— start of Given information —
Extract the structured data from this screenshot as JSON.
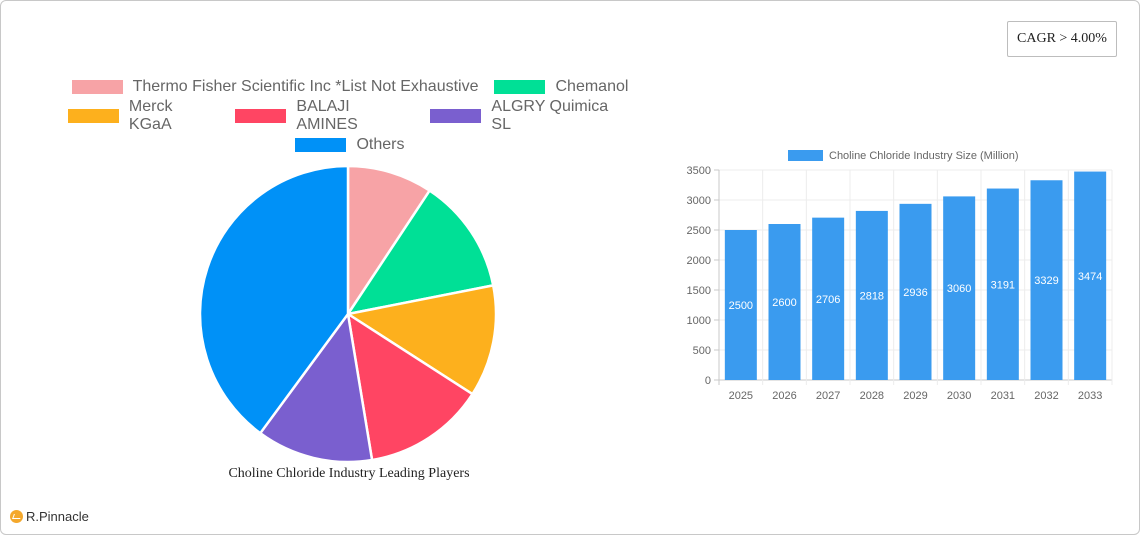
{
  "badge": {
    "cagr_label": "CAGR > 4.00%"
  },
  "brand": {
    "logo_text": "R.Pinnacle",
    "logo_icon": "pinnacle-logo-icon"
  },
  "chart_data": [
    {
      "type": "pie",
      "title": "Choline Chloride Industry Leading Players",
      "legend_position": "top",
      "categories": [
        "Thermo Fisher Scientific Inc *List Not Exhaustive",
        "Chemanol",
        "Merck KGaA",
        "BALAJI AMINES",
        "ALGRY Quimica SL",
        "Others"
      ],
      "values": [
        9.3,
        12.6,
        12.2,
        13.3,
        12.7,
        39.9
      ],
      "colors": [
        "#f7a3a6",
        "#00e096",
        "#fdb01d",
        "#ff4563",
        "#7a5fcf",
        "#0091f7"
      ]
    },
    {
      "type": "bar",
      "title": "",
      "legend": [
        "Choline Chloride Industry Size (Million)"
      ],
      "legend_position": "top",
      "categories": [
        "2025",
        "2026",
        "2027",
        "2028",
        "2029",
        "2030",
        "2031",
        "2032",
        "2033"
      ],
      "values": [
        2500,
        2600,
        2706,
        2818,
        2936,
        3060,
        3191,
        3329,
        3474
      ],
      "xlabel": "",
      "ylabel": "",
      "ylim": [
        0,
        3500
      ],
      "yticks": [
        0,
        500,
        1000,
        1500,
        2000,
        2500,
        3000,
        3500
      ],
      "grid": true,
      "data_labels": true,
      "color": "#3a9bef"
    }
  ]
}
— end of Given information —
▶ _Task_
Transcribe the material exactly, leaving every picture out.

▶ _Output of the task_
Extract the structured data from this screenshot as JSON.
{
  "badge": {
    "cagr_label": "CAGR > 4.00%"
  },
  "brand": {
    "logo_text": "R.Pinnacle",
    "logo_icon": "pinnacle-logo-icon"
  },
  "chart_data": [
    {
      "type": "pie",
      "title": "Choline Chloride Industry Leading Players",
      "legend_position": "top",
      "categories": [
        "Thermo Fisher Scientific Inc *List Not Exhaustive",
        "Chemanol",
        "Merck KGaA",
        "BALAJI AMINES",
        "ALGRY Quimica SL",
        "Others"
      ],
      "values": [
        9.3,
        12.6,
        12.2,
        13.3,
        12.7,
        39.9
      ],
      "colors": [
        "#f7a3a6",
        "#00e096",
        "#fdb01d",
        "#ff4563",
        "#7a5fcf",
        "#0091f7"
      ]
    },
    {
      "type": "bar",
      "title": "",
      "legend": [
        "Choline Chloride Industry Size (Million)"
      ],
      "legend_position": "top",
      "categories": [
        "2025",
        "2026",
        "2027",
        "2028",
        "2029",
        "2030",
        "2031",
        "2032",
        "2033"
      ],
      "values": [
        2500,
        2600,
        2706,
        2818,
        2936,
        3060,
        3191,
        3329,
        3474
      ],
      "xlabel": "",
      "ylabel": "",
      "ylim": [
        0,
        3500
      ],
      "yticks": [
        0,
        500,
        1000,
        1500,
        2000,
        2500,
        3000,
        3500
      ],
      "grid": true,
      "data_labels": true,
      "color": "#3a9bef"
    }
  ]
}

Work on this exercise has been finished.